Pick out every line that holds the string "name" and copy it.

--- start of Material for the task ---

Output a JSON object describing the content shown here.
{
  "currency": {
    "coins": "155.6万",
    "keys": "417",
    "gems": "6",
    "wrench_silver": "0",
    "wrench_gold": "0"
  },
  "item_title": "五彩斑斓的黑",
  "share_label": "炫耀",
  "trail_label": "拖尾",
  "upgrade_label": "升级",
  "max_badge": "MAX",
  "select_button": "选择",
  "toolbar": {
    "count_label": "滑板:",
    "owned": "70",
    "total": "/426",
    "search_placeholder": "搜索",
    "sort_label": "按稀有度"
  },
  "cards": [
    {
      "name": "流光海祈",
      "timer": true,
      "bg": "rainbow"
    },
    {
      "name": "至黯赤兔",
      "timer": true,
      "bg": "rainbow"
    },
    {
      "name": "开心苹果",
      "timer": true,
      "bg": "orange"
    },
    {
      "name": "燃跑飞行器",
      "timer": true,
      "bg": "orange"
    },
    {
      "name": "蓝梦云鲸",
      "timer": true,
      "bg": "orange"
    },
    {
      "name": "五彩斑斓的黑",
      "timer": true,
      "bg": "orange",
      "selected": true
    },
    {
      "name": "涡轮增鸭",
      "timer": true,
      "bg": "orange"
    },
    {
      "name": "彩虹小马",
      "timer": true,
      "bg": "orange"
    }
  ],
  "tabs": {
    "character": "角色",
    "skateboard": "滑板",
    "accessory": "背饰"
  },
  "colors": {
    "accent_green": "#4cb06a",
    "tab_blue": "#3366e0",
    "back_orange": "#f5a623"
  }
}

--- end of Material for the task ---

Full response -
      "name": "流光海祈",
      "name": "至黯赤兔",
      "name": "开心苹果",
      "name": "燃跑飞行器",
      "name": "蓝梦云鲸",
      "name": "五彩斑斓的黑",
      "name": "涡轮增鸭",
      "name": "彩虹小马",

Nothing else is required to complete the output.